Given exercise: Read the listing below and copy out every line that holds "РСМД".

Data provided:
+===+
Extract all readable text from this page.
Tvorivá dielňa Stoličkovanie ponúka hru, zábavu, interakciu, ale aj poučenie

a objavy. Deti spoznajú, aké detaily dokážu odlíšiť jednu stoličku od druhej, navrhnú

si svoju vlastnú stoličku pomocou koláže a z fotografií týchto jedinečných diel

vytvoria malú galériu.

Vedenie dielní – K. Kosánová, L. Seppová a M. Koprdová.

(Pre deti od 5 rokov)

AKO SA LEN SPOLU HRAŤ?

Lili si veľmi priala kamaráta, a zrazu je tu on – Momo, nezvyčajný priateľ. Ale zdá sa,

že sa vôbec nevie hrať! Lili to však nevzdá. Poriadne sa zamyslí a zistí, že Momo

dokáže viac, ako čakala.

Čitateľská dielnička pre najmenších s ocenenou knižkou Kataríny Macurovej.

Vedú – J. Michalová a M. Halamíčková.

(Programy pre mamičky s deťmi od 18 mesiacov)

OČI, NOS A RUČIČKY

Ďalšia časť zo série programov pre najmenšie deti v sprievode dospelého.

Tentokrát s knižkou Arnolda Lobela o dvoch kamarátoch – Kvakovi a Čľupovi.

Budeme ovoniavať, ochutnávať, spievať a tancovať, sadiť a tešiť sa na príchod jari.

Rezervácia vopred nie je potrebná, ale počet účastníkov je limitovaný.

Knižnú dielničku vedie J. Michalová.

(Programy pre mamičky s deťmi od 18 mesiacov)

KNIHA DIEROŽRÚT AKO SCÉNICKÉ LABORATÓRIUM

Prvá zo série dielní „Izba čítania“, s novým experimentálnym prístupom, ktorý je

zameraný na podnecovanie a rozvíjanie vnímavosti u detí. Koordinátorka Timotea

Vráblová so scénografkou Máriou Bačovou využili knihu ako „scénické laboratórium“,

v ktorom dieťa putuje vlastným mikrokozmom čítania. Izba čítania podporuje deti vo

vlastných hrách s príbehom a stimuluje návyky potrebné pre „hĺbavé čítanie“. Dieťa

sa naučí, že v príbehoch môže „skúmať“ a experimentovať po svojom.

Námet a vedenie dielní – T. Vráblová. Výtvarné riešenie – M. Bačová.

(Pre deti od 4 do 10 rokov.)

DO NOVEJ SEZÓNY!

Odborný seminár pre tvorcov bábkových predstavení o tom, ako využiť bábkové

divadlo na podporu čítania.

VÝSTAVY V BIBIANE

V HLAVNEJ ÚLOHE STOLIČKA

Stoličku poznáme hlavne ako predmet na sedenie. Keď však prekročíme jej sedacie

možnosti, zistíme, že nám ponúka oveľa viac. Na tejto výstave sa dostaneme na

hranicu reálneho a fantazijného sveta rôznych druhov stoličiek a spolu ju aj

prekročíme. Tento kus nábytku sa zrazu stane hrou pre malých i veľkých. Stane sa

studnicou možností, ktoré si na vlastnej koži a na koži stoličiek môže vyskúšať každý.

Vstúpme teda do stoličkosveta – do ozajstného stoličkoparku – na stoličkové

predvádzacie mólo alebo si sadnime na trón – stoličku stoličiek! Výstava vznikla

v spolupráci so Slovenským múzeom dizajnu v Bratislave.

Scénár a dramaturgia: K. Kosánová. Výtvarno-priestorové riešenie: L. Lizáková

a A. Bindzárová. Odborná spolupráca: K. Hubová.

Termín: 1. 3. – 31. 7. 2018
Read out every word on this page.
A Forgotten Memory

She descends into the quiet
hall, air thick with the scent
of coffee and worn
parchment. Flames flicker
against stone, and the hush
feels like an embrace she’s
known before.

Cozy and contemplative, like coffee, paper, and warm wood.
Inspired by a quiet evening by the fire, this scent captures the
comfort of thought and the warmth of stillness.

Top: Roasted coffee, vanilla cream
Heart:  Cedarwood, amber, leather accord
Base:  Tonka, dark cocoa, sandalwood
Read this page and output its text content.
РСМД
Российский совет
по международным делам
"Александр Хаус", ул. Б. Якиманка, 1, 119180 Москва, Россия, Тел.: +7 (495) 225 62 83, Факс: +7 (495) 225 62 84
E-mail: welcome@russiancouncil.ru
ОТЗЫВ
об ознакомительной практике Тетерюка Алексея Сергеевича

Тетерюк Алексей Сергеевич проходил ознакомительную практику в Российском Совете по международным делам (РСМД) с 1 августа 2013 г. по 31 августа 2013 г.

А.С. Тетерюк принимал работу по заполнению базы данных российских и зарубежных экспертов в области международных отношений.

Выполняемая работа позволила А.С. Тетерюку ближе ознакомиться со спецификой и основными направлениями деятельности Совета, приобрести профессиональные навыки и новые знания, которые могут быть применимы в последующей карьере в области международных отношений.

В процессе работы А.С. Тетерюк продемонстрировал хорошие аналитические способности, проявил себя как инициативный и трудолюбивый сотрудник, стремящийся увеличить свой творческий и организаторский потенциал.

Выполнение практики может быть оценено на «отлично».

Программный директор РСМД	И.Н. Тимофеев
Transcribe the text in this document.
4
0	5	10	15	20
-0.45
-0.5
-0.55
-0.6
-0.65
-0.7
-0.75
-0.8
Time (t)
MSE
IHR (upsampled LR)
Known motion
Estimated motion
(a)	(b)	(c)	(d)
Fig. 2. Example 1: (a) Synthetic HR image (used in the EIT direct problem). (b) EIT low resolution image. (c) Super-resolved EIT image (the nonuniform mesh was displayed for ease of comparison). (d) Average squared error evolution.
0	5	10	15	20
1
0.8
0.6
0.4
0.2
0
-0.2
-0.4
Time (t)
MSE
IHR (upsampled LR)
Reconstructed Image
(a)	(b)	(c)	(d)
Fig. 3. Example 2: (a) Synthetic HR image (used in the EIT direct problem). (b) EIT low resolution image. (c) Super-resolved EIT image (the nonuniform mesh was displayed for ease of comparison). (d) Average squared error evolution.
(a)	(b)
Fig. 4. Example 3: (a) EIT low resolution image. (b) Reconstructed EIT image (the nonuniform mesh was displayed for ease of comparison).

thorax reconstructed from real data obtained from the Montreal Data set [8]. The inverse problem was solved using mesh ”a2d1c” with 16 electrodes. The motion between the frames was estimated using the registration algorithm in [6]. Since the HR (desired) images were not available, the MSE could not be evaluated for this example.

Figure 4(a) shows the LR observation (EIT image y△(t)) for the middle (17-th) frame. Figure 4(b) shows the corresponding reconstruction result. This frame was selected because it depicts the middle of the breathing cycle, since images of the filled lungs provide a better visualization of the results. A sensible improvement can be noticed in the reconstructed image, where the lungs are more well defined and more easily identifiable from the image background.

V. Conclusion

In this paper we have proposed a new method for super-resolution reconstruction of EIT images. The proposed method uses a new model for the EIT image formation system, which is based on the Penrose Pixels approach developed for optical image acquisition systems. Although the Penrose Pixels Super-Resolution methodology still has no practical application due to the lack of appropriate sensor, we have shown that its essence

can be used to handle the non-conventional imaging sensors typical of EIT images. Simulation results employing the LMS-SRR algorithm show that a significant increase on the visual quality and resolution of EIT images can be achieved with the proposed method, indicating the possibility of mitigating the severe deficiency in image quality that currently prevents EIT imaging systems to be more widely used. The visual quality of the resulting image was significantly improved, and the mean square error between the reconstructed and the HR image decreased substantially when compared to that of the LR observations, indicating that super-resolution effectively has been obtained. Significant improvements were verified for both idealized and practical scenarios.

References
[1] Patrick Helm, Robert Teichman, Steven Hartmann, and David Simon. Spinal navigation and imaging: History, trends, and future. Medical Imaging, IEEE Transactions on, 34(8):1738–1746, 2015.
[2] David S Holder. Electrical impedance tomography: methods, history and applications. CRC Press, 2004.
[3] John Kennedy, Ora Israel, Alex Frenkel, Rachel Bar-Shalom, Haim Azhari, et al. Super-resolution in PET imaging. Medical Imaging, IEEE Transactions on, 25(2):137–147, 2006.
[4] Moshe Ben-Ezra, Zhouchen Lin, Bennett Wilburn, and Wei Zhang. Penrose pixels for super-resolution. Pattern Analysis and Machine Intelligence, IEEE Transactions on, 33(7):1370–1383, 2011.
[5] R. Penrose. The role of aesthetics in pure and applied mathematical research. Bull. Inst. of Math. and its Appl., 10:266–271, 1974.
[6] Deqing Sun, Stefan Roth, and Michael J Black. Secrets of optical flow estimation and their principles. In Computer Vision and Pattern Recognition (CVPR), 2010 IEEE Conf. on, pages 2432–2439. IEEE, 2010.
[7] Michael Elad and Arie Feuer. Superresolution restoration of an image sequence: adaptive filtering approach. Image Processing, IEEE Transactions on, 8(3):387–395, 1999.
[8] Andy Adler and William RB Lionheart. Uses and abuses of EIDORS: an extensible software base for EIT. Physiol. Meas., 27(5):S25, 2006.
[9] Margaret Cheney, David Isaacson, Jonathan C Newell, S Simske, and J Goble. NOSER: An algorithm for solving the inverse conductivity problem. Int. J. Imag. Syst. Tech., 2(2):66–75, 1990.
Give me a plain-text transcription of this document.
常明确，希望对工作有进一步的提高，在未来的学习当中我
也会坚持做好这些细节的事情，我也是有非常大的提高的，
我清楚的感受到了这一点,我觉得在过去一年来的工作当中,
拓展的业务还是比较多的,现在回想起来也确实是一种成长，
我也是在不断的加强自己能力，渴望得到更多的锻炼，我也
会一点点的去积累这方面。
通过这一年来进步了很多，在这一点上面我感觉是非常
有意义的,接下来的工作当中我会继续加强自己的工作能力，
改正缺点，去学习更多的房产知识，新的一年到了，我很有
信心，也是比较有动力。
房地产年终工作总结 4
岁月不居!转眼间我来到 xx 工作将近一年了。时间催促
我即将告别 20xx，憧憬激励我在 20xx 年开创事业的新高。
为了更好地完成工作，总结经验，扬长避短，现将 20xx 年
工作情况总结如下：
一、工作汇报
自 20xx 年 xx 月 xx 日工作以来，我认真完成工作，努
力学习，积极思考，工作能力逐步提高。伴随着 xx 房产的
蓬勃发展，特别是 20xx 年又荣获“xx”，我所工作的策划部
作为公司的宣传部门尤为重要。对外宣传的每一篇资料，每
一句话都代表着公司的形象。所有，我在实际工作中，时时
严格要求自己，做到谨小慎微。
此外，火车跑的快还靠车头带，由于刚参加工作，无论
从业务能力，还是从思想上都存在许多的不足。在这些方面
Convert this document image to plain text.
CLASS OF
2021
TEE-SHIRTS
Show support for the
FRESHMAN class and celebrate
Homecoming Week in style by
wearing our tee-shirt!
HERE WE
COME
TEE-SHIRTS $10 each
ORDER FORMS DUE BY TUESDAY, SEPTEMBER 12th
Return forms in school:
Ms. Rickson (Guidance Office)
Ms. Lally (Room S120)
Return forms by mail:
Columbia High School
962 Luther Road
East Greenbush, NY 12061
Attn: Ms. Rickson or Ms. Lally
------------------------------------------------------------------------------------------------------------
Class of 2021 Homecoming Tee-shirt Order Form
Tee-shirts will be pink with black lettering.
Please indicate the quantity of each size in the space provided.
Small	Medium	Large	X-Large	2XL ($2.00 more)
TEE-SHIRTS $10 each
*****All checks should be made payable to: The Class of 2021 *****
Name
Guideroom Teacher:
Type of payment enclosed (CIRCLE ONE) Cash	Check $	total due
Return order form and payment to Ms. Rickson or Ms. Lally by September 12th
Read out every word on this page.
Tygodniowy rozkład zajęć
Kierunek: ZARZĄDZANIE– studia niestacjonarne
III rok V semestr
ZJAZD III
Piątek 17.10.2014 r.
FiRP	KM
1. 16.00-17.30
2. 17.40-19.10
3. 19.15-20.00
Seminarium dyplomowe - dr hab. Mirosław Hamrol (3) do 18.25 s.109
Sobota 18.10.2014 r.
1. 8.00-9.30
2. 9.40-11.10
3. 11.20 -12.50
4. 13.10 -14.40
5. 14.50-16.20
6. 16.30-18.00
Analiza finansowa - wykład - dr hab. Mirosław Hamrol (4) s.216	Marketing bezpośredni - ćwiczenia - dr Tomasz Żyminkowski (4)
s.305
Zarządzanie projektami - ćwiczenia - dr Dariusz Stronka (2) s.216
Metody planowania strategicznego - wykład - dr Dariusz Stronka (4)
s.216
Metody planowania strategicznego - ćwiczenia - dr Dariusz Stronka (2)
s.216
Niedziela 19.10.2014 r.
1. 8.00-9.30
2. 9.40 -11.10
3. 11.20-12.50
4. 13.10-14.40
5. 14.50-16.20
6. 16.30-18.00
+===+
Solution to this problem:
РСМД
Тетерюк Алексей Сергеевич проходил ознакомительную практику в Российском Совете по международным делам (РСМД) с 1 августа 2013 г. по 31 августа 2013 г.
Программный директор РСМД	И.Н. Тимофеев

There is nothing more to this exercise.